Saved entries

══════

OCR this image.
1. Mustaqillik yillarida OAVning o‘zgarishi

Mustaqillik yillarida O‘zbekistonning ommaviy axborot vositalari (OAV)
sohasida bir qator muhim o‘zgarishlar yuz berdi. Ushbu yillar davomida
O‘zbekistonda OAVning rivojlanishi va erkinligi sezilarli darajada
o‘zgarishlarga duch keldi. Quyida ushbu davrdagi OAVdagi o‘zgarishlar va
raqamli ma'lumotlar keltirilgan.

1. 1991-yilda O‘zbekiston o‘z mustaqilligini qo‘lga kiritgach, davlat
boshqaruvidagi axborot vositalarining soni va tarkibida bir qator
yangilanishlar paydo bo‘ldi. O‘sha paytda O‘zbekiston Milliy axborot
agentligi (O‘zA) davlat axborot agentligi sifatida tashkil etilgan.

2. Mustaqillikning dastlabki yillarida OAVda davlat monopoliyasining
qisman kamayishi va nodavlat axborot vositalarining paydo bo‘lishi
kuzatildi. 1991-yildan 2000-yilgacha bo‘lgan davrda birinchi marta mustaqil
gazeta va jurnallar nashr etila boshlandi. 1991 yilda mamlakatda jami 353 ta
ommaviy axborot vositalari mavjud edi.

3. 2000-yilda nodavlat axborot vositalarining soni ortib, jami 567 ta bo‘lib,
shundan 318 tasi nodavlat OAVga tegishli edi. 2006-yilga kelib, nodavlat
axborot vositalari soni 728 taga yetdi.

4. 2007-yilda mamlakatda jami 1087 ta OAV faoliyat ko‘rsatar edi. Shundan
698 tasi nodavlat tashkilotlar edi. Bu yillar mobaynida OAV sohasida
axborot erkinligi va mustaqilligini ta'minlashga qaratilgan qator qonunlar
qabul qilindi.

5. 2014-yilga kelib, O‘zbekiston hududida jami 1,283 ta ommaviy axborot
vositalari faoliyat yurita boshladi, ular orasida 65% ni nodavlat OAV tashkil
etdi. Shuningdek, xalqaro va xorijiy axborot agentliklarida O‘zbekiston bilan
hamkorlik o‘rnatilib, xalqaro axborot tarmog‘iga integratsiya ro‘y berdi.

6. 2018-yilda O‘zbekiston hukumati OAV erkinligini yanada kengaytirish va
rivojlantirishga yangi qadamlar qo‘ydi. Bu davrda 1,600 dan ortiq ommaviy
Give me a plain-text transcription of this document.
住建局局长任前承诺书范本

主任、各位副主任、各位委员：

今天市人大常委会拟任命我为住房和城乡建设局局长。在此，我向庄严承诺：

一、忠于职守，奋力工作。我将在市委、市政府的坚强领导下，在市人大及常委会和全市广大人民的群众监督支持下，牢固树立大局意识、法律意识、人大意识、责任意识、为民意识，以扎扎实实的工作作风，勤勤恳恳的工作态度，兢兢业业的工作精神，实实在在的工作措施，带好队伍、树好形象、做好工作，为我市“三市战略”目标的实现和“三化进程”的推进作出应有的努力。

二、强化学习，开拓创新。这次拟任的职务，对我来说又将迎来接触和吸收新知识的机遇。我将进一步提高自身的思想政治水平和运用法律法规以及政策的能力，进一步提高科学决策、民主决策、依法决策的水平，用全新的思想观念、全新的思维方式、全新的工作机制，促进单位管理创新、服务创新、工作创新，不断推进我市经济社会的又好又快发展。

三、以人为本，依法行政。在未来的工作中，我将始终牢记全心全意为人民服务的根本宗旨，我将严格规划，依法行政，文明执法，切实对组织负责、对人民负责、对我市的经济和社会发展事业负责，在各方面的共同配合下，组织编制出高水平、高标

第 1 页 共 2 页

══════

» **SET TASK**:
Identify the lines above with the word "berdi". Copy them.

» **RESULT OF THE TASK**:
sohasida bir qator muhim o‘zgarishlar yuz berdi. Ushbu yillar davomida
hamkorlik o‘rnatilib, xalqaro axborot tarmog‘iga integratsiya ro‘y berdi.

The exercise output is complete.